Come era prevedible, Teheran ha subito denunciato le conclusione della’agenzia dell’Onu come parte di un ennesimo complotto americano, dopo quello della presunta preparazione di un attentato terroristico contro l’ambasciatore saudita a Washington, e ha anche minacciato il capo degli ispettori nucleari dell’Onu Amano, affermando in una nota che si pentirà di essersi fatto strumento di questo complotto. Il governo di Amhedinejad ha ribadito che nessuno potrà fermare il diritto dell’Iran di acquisire fonti di energia nucleare avvertendo che qualunque intervento militare contro le centrali iraniane provocherà una terribile ritorsione.

Ma infatti non è la possibilitá dell’intervento militare che sembra essere in questo momento al centro delle discussioni tra i Paesi che più vogliono fermare le ambizioni nucleari di Theran. Lo stesso New York Times ha messo in guardia la Casa Bianca e, soprattutto, Israele dall’optare per un intervento militare che avrebbe effetti devastanti e imprevedibili sulla regione e che, inoltre, viene giudicato non in grado di poter fermare la rincorsa alla bomba atomica di Teheran. Sarebbe invece l’inasprimento delle sanzioni internazionali l’unica soluzione valida, e come il maggiore quotidiano americano la pensa anche uno dei Paesi chiave nel Consiglio di Sicurezza, la Francia di Sarkozy che, attraverso il suo ministro degli esteri Juppé, ha fatto sapere che l’opzione militare è assolutamente da escludere e che Parigi vuole che il Consiglio di Sicurezza si riunisca al più presto possibile per votare nuove e più efficaci sanzioni contro l’Iran.

Ma gli ostacoli principali al perseguimento della strategia delle sanzioni, che sembra trovare d’accordo anche l’amministrazione Obama, restano due: l’atteggiamento al Consiglio di Sicurezza della Cina (che ha reagito al rapporto dicendo che prima di dire la sua lo studierà con attenzione) e, soprattutto, della Russia, che ha invece subito fatto sapere che non ritiene opportuno l’inansprimento di nuove sanzioni attraverso il Consiglio di Sicurezza e che in questa mossa ci vede solo il solito tentativo di “regime change”, di cambiamento di regime a Theran.

Per capire il vento contrario che tira al Consiglio di Sicurezza dell’Onu in questi giorni, è bastato osservare il dibattito aperto che si è avuto mercoledí intitolato “ La protezione dei civili durante i conflitti armati”, un dibattito durato oltre dieci ore e che ha visto gli interventi di esponenti di tanti altri Paesi oltre a quelli dei quindici che compongono il Consiglio di Sicurezza.

Di solito, i dibattiti tematici al Consiglio di Sicurezza si risolvono in attività simboliche in cui ogni Paese esprime generiche volontà di voler sostenere la pace e la stabilità mondiale, ma in questo caso, con l’intervento militare in Libia appena concluso e la prospettiva di un altro intervento in Siria, il dibattito nel Consiglio di Sicurezza sul diritto dell’Onu di proteggere i civili dai proprio governi è diventato politico e ha visto la reazione di molti paesi che ritengono che l’intervento della Nato sponsorizzato dall’Onu in Libia sia andato ben oltre le intenzioni delle risoluzioni 1970 e 1973.

**RIGHE**
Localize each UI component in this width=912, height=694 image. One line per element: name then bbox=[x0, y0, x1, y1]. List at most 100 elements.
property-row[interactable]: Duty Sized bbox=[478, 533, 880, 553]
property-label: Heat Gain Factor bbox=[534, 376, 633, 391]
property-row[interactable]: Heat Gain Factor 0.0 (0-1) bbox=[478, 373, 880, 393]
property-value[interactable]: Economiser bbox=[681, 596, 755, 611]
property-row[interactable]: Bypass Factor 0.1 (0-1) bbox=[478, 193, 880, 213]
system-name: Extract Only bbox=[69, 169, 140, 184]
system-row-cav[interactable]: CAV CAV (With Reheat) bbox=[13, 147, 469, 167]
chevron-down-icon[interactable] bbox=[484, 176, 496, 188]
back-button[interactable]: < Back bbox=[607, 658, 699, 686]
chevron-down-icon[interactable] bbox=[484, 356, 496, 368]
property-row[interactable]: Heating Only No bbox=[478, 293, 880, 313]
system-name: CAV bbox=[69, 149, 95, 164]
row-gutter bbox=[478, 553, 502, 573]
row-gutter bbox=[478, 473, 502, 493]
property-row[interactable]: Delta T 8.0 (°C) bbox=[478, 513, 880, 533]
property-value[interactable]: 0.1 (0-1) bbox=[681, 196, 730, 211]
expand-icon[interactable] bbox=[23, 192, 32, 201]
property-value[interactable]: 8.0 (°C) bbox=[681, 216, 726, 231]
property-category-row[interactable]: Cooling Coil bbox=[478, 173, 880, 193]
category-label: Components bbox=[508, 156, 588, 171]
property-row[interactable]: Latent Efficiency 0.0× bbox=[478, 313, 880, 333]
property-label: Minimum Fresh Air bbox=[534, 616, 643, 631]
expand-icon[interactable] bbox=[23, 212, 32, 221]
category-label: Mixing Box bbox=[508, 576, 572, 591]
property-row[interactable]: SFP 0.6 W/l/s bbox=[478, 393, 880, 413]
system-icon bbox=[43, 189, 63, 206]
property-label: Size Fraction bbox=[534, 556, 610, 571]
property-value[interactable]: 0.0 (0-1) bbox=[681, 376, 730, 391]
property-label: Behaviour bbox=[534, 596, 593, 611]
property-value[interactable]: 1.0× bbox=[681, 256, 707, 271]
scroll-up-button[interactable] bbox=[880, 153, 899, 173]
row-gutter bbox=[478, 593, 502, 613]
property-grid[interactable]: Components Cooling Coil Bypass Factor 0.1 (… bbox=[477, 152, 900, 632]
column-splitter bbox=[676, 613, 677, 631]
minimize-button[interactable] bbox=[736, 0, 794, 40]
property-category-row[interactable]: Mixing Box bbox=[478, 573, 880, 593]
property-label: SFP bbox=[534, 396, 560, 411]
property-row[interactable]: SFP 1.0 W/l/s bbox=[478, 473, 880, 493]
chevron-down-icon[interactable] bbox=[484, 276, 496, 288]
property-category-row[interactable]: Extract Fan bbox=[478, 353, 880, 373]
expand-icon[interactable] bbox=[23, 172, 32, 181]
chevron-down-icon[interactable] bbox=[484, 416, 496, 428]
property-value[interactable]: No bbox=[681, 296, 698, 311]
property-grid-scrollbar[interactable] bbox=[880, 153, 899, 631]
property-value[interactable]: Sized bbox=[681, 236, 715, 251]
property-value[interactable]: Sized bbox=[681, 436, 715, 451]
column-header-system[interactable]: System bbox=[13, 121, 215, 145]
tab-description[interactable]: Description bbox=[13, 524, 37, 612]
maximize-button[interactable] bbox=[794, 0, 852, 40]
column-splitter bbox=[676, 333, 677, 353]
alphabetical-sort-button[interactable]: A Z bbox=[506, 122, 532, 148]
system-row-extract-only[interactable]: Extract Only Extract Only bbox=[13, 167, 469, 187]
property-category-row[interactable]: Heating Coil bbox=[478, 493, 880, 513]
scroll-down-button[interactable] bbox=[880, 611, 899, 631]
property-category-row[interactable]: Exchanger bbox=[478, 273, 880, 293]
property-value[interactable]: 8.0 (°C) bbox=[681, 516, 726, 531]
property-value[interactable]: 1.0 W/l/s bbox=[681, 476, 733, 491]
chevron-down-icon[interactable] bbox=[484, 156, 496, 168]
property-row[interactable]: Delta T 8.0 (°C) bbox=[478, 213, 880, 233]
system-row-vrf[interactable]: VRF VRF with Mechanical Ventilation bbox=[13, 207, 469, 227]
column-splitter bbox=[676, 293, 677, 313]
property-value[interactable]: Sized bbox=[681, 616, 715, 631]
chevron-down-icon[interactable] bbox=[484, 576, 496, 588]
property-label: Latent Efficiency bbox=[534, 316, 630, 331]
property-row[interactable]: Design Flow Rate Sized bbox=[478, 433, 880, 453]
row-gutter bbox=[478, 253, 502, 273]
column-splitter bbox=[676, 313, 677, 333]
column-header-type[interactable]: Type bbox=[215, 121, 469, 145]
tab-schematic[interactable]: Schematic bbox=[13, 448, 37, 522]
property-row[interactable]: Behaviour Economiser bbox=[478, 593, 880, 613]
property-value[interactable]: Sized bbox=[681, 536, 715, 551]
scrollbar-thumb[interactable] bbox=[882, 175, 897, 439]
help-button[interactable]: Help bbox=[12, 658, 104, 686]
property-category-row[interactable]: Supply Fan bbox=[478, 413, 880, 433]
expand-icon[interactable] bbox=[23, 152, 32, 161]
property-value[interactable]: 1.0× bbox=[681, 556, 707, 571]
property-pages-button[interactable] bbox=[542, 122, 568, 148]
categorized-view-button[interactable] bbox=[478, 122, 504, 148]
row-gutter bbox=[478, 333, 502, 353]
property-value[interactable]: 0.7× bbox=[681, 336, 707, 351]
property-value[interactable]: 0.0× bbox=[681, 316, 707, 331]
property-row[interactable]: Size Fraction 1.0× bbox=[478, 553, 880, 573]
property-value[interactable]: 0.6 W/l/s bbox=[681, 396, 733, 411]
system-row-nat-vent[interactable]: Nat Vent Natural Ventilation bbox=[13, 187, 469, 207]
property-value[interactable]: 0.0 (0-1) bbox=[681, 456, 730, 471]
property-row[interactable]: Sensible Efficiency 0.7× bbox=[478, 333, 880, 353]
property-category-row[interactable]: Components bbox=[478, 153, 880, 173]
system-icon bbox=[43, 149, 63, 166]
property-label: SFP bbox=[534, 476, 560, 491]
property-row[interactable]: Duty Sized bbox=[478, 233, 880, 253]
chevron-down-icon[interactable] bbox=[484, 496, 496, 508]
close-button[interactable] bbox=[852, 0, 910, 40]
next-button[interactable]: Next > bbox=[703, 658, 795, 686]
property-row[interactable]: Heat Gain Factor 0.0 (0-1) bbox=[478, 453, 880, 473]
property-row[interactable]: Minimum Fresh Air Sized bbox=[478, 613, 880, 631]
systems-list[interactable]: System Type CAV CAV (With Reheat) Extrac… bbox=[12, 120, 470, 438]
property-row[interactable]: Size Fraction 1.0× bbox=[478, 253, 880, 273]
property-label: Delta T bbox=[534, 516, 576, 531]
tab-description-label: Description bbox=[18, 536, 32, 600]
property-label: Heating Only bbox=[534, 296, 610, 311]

**COMPITO A**
Restituisca il passo dell'articolo sul nucleare iraniano che inizia con "Di solito, i" e prosegue fino a "1970 e 1973.", copiandolo senza alcuna modifica.
**COMPITO B**
Risponda alle seguenti domande basandosi sull'articolo sul nucleare iraniano:
(i) Come si chiama il ministro degli esteri francese citato?
(ii) Quanto è durato il dibattito aperto di mercoledì al Consiglio di Sicurezza?
(iii) Quali risoluzioni vengono menzionate a proposito dell'intervento della Nato in Libia?

**RISPOSTA FINALE A**
Di solito, i dibattiti tematici al Consiglio di Sicurezza si risolvono in attività simboliche in cui ogni Paese esprime generiche volontà di voler sostenere la pace e la stabilità mondiale, ma in questo caso, con l’intervento militare in Libia appena concluso e la prospettiva di un altro intervento in Siria, il dibattito nel Consiglio di Sicurezza sul diritto dell’Onu di proteggere i civili dai proprio governi è diventato politico e ha visto la reazione di molti paesi che ritengono che l’intervento della Nato sponsorizzato dall’Onu in Libia sia andato ben oltre le intenzioni delle risoluzioni 1970 e 1973.

**RISPOSTA FINALE B**
(i) Juppé.
(ii) Oltre dieci ore.
(iii) Le risoluzioni 1970 e 1973.